[START OF DATA FOR THIS TASK]

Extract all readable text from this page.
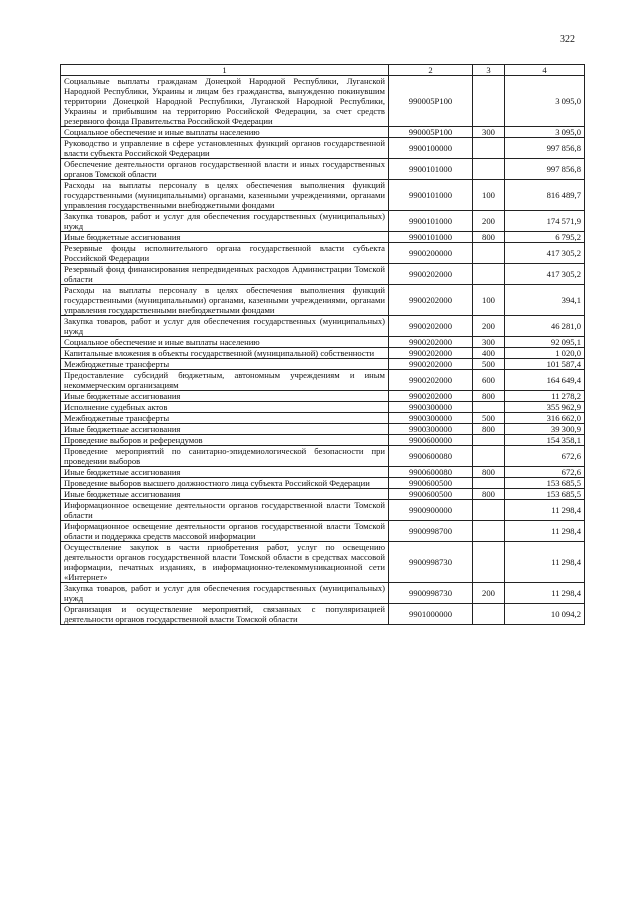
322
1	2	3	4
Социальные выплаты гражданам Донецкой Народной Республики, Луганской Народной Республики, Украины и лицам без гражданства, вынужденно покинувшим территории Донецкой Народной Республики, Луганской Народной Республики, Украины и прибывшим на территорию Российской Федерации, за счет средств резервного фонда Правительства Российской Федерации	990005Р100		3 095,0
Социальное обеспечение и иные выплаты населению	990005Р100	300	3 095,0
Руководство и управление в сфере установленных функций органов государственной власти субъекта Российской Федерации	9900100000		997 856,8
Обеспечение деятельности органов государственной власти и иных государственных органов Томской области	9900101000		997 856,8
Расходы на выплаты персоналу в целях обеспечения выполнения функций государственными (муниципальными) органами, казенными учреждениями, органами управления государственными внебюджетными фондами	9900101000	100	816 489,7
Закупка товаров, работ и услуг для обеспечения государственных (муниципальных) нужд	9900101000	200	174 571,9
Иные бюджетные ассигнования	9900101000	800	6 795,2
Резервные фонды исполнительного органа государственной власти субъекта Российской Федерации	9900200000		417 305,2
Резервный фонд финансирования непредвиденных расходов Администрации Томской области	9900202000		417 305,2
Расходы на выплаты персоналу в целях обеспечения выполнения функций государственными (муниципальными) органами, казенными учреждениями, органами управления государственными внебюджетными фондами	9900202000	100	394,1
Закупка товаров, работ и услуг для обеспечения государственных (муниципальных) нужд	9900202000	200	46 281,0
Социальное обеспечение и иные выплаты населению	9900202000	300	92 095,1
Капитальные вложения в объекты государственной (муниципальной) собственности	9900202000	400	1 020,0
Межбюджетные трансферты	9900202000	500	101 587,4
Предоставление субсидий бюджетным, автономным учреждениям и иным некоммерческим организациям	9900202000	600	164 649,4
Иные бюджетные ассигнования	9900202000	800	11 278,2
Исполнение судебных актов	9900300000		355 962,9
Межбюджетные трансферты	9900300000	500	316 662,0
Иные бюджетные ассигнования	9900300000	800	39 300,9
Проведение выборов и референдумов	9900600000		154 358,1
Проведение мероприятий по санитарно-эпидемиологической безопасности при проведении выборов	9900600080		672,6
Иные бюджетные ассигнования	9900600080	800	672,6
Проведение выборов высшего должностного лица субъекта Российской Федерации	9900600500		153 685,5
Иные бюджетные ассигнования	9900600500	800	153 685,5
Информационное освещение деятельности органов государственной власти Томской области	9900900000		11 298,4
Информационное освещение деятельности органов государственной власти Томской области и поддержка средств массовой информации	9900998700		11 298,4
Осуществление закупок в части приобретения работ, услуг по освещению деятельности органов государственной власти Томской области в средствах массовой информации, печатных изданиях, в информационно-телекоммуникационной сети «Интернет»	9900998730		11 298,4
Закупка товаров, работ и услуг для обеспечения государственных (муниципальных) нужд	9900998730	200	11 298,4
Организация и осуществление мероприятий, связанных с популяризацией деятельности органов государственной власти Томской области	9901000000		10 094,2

[END OF DATA FOR THIS TASK]
[START OF DATA FOR THIS TASK]

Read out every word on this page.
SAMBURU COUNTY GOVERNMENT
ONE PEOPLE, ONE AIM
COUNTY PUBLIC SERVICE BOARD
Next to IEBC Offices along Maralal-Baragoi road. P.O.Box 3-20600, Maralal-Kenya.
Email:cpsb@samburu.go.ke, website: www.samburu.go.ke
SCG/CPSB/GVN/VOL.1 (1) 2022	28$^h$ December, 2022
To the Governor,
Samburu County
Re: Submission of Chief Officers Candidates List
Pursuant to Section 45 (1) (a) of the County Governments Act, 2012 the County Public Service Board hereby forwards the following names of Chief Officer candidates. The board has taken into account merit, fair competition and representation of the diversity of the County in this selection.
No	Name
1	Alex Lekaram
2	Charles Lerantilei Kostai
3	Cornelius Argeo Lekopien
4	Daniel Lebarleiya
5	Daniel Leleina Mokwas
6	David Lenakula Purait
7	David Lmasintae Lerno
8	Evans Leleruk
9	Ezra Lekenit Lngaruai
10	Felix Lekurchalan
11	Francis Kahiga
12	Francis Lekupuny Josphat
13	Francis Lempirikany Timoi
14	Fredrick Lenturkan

[END OF DATA FOR THIS TASK]
[START OF DATA FOR THIS TASK]

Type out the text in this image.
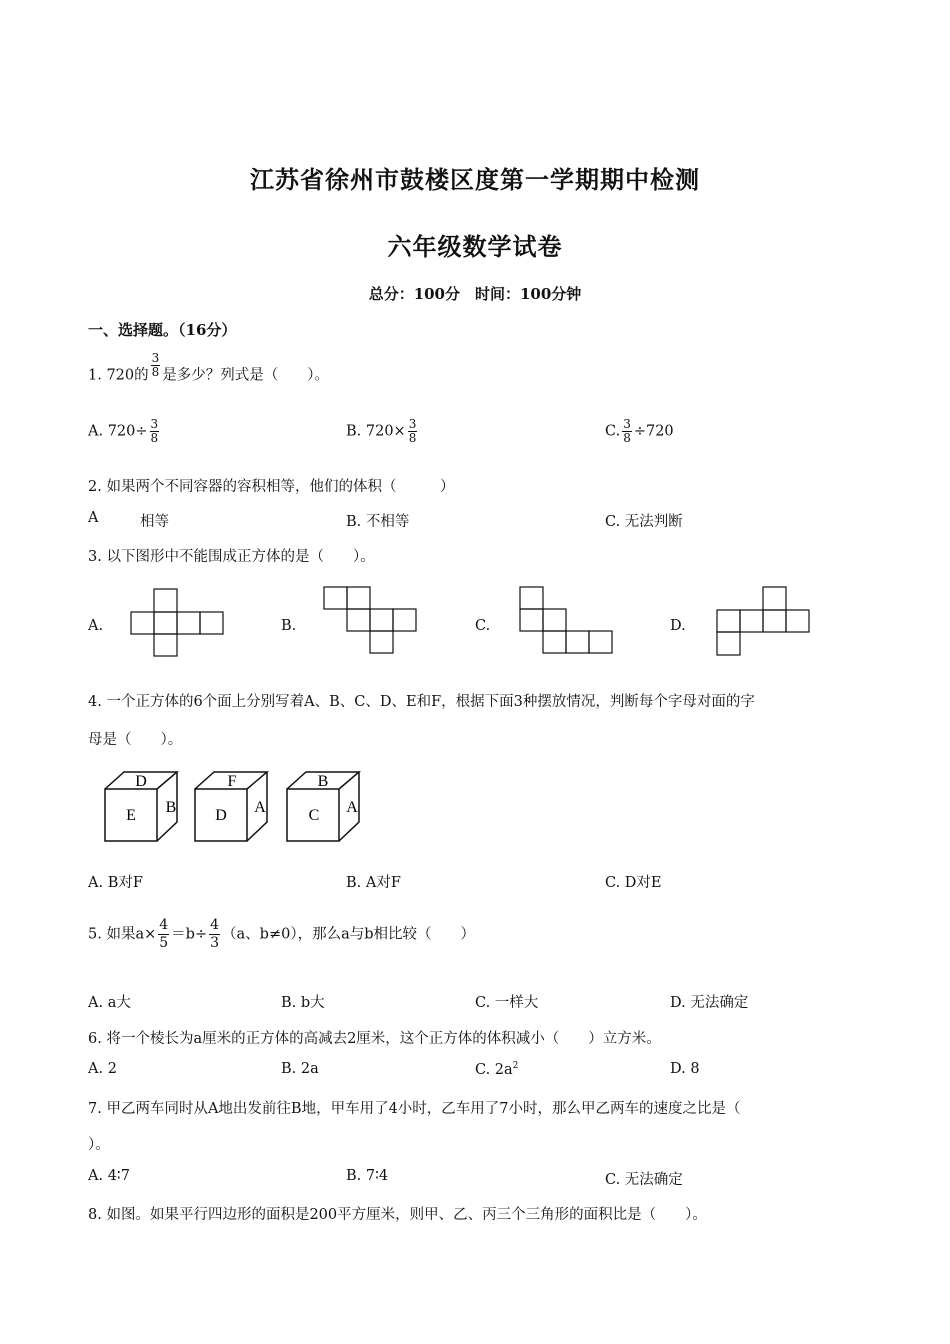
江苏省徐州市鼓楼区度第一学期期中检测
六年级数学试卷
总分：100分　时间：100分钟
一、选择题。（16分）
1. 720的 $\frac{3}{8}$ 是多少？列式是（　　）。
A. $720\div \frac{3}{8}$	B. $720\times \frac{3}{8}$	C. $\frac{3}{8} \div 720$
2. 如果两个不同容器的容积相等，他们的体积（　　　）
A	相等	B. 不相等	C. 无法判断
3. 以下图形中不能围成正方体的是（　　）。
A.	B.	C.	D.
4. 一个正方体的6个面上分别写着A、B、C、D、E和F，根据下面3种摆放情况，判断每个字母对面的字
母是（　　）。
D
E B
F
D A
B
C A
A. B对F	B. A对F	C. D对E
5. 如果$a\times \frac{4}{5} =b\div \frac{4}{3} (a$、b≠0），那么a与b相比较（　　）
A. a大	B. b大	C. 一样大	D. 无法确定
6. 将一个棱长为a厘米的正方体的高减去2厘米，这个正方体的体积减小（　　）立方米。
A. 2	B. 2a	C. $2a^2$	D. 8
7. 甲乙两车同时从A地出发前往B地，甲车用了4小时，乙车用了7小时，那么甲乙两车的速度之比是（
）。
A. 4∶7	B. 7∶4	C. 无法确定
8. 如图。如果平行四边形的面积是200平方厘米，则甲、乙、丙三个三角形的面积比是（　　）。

[END OF DATA FOR THIS TASK]

_PROBLEM TO WORK ON_. State how many lines in the records above contain the word "освещение", and give only that number.

_REPLY_. 2